** BEGIN PROVIDED DATA **

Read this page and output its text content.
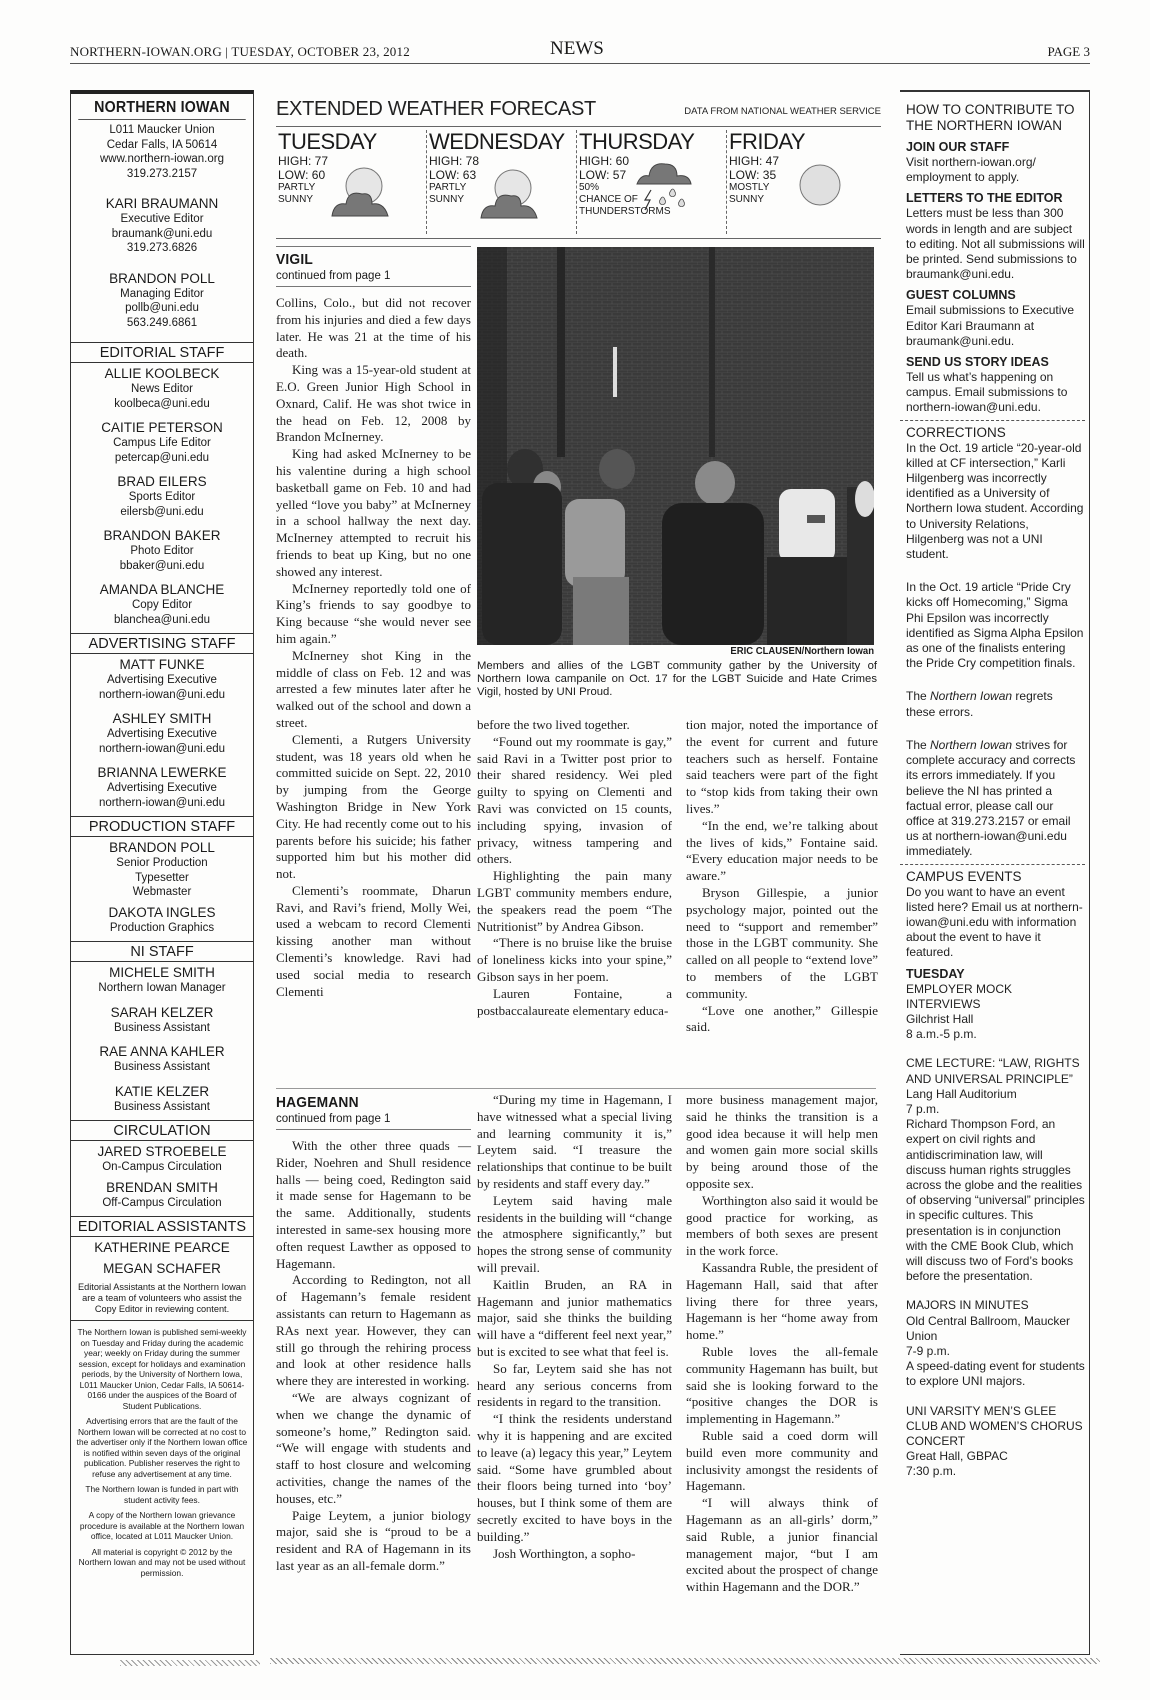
NORTHERN-IOWAN.ORG | TUESDAY, OCTOBER 23, 2012	NEWS	PAGE 3
NORTHERN IOWAN
L011 Maucker Union
Cedar Falls, IA 50614
www.northern-iowan.org
319.273.2157
KARI BRAUMANN
Executive Editor
braumank@uni.edu
319.273.6826
BRANDON POLL
Managing Editor
pollb@uni.edu
563.249.6861
EDITORIAL STAFF
ALLIE KOOLBECK
News Editor
koolbeca@uni.edu
CAITIE PETERSON
Campus Life Editor
petercap@uni.edu
BRAD EILERS
Sports Editor
eilersb@uni.edu
BRANDON BAKER
Photo Editor
bbaker@uni.edu
AMANDA BLANCHE
Copy Editor
blanchea@uni.edu
ADVERTISING STAFF
MATT FUNKE
Advertising Executive
northern-iowan@uni.edu
ASHLEY SMITH
Advertising Executive
northern-iowan@uni.edu
BRIANNA LEWERKE
Advertising Executive
northern-iowan@uni.edu
PRODUCTION STAFF
BRANDON POLL
Senior Production
Typesetter
Webmaster
DAKOTA INGLES
Production Graphics
NI STAFF
MICHELE SMITH
Northern Iowan Manager
SARAH KELZER
Business Assistant
RAE ANNA KAHLER
Business Assistant
KATIE KELZER
Business Assistant
CIRCULATION
JARED STROEBELE
On-Campus Circulation
BRENDAN SMITH
Off-Campus Circulation
EDITORIAL ASSISTANTS
KATHERINE PEARCE
MEGAN SCHAFER
Editorial Assistants at the Northern Iowan are a team of volunteers who assist the Copy Editor in reviewing content.

The Northern Iowan is published semi-weekly on Tuesday and Friday during the academic year; weekly on Friday during the summer session, except for holidays and examination periods, by the University of Northern Iowa, L011 Maucker Union, Cedar Falls, IA 50614-0166 under the auspices of the Board of Student Publications.

Advertising errors that are the fault of the Northern Iowan will be corrected at no cost to the advertiser only if the Northern Iowan office is notified within seven days of the original publication. Publisher reserves the right to refuse any advertisement at any time.

The Northern Iowan is funded in part with student activity fees.

A copy of the Northern Iowan grievance procedure is available at the Northern Iowan office, located at L011 Maucker Union.

All material is copyright © 2012 by the Northern Iowan and may not be used without permission.

EXTENDED WEATHER FORECAST	DATA FROM NATIONAL WEATHER SERVICE
TUESDAY
HIGH: 77
LOW: 60
PARTLY
SUNNY
WEDNESDAY
HIGH: 78
LOW: 63
PARTLY
SUNNY
THURSDAY
HIGH: 60
LOW: 57
50%
CHANCE OF
THUNDERSTORMS
FRIDAY
HIGH: 47
LOW: 35
MOSTLY
SUNNY
VIGIL
continued from page 1

Collins, Colo., but did not recover from his injuries and died a few days later. He was 21 at the time of his death.

King was a 15-year-old student at E.O. Green Junior High School in Oxnard, Calif. He was shot twice in the head on Feb. 12, 2008 by Brandon McInerney.

King had asked McInerney to be his valentine during a high school basketball game on Feb. 10 and had yelled “love you baby” at McInerney in a school hallway the next day. McInerney attempted to recruit his friends to beat up King, but no one showed any interest.

McInerney reportedly told one of King’s friends to say goodbye to King because “she would never see him again.”

McInerney shot King in the middle of class on Feb. 12 and was arrested a few minutes later after he walked out of the school and down a street.

Clementi, a Rutgers University student, was 18 years old when he committed suicide on Sept. 22, 2010 by jumping from the George Washington Bridge in New York City. He had recently come out to his parents before his suicide; his father supported him but his mother did not.

Clementi’s roommate, Dharun Ravi, and Ravi’s friend, Molly Wei, used a webcam to record Clementi kissing another man without Clementi’s knowledge. Ravi had used social media to research Clementi

ERIC CLAUSEN/Northern Iowan
Members and allies of the LGBT community gather by the University of Northern Iowa campanile on Oct. 17 for the LGBT Suicide and Hate Crimes Vigil, hosted by UNI Proud.

before the two lived together.

“Found out my roommate is gay,” said Ravi in a Twitter post prior to their shared residency. Wei pled guilty to spying on Clementi and Ravi was convicted on 15 counts, including spying, invasion of privacy, witness tampering and others.

Highlighting the pain many LGBT community members endure, the speakers read the poem “The Nutritionist” by Andrea Gibson.

“There is no bruise like the bruise of loneliness kicks into your spine,” Gibson says in her poem.

Lauren Fontaine, a postbaccalaureate elementary educa-

tion major, noted the importance of the event for current and future teachers such as herself. Fontaine said teachers were part of the fight to “stop kids from taking their own lives.”

“In the end, we’re talking about the lives of kids,” Fontaine said. “Every education major needs to be aware.”

Bryson Gillespie, a junior psychology major, pointed out the need to “support and remember” those in the LGBT community. She called on all people to “extend love” to members of the LGBT community.

“Love one another,” Gillespie said.

HAGEMANN
continued from page 1

With the other three quads — Rider, Noehren and Shull residence halls — being coed, Redington said it made sense for Hagemann to be the same. Additionally, students interested in same-sex housing more often request Lawther as opposed to Hagemann.

According to Redington, not all of Hagemann’s female resident assistants can return to Hagemann as RAs next year. However, they can still go through the rehiring process and look at other residence halls where they are interested in working.

“We are always cognizant of when we change the dynamic of someone’s home,” Redington said. “We will engage with students and staff to host closure and welcoming activities, change the names of the houses, etc.”

Paige Leytem, a junior biology major, said she is “proud to be a resident and RA of Hagemann in its last year as an all-female dorm.”

“During my time in Hagemann, I have witnessed what a special living and learning community it is,” Leytem said. “I treasure the relationships that continue to be built by residents and staff every day.”

Leytem said having male residents in the building will “change the atmosphere significantly,” but hopes the strong sense of community will prevail.

Kaitlin Bruden, an RA in Hagemann and junior mathematics major, said she thinks the building will have a “different feel next year,” but is excited to see what that feel is.

So far, Leytem said she has not heard any serious concerns from residents in regard to the transition.

“I think the residents understand why it is happening and are excited to leave (a) legacy this year,” Leytem said. “Some have grumbled about their floors being turned into ‘boy’ houses, but I think some of them are secretly excited to have boys in the building.”

Josh Worthington, a sopho-

more business management major, said he thinks the transition is a good idea because it will help men and women gain more social skills by being around those of the opposite sex.

Worthington also said it would be good practice for working, as members of both sexes are present in the work force.

Kassandra Ruble, the president of Hagemann Hall, said that after living there for three years, Hagemann is her “home away from home.”

Ruble loves the all-female community Hagemann has built, but said she is looking forward to the “positive changes the DOR is implementing in Hagemann.”

Ruble said a coed dorm will build even more community and inclusivity amongst the residents of Hagemann.

“I will always think of Hagemann as an all-girls’ dorm,” said Ruble, a junior financial management major, “but I am excited about the prospect of change within Hagemann and the DOR.”

HOW TO CONTRIBUTE TO THE NORTHERN IOWAN
JOIN OUR STAFF
Visit northern-iowan.org/ employment to apply.
LETTERS TO THE EDITOR
Letters must be less than 300 words in length and are subject to editing. Not all submissions will be printed. Send submissions to braumank@uni.edu.
GUEST COLUMNS
Email submissions to Executive Editor Kari Braumann at braumank@uni.edu.
SEND US STORY IDEAS
Tell us what’s happening on campus. Email submissions to northern-iowan@uni.edu.
CORRECTIONS
In the Oct. 19 article “20-year-old killed at CF intersection,” Karli Hilgenberg was incorrectly identified as a University of Northern Iowa student. According to University Relations, Hilgenberg was not a UNI student.
In the Oct. 19 article “Pride Cry kicks off Homecoming,” Sigma Phi Epsilon was incorrectly identified as Sigma Alpha Epsilon as one of the finalists entering the Pride Cry competition finals.
The Northern Iowan regrets these errors.
The Northern Iowan strives for complete accuracy and corrects its errors immediately. If you believe the NI has printed a factual error, please call our office at 319.273.2157 or email us at northern-iowan@uni.edu immediately.
CAMPUS EVENTS
Do you want to have an event listed here? Email us at northern-iowan@uni.edu with information about the event to have it featured.
TUESDAY
EMPLOYER MOCK INTERVIEWS
Gilchrist Hall
8 a.m.-5 p.m.
CME LECTURE: “LAW, RIGHTS AND UNIVERSAL PRINCIPLE”
Lang Hall Auditorium
7 p.m.
Richard Thompson Ford, an expert on civil rights and antidiscrimination law, will discuss human rights struggles across the globe and the realities of observing “universal” principles in specific cultures. This presentation is in conjunction with the CME Book Club, which will discuss two of Ford’s books before the presentation.
MAJORS IN MINUTES
Old Central Ballroom, Maucker Union
7-9 p.m.
A speed-dating event for students to explore UNI majors.
UNI VARSITY MEN’S GLEE CLUB AND WOMEN’S CHORUS CONCERT
Great Hall, GBPAC
7:30 p.m.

** END PROVIDED DATA **

*WHAT YOU NEED TO DO*
Filter the records above for lines containing the word "after", and copy those lines.

*RESPONSE BELOW*
McInerney shot King in the middle of class on Feb. 12 and was arrested a few minutes later after he walked out of the school and down a street.
Kassandra Ruble, the president of Hagemann Hall, said that after living there for three years, Hagemann is her “home away from home.”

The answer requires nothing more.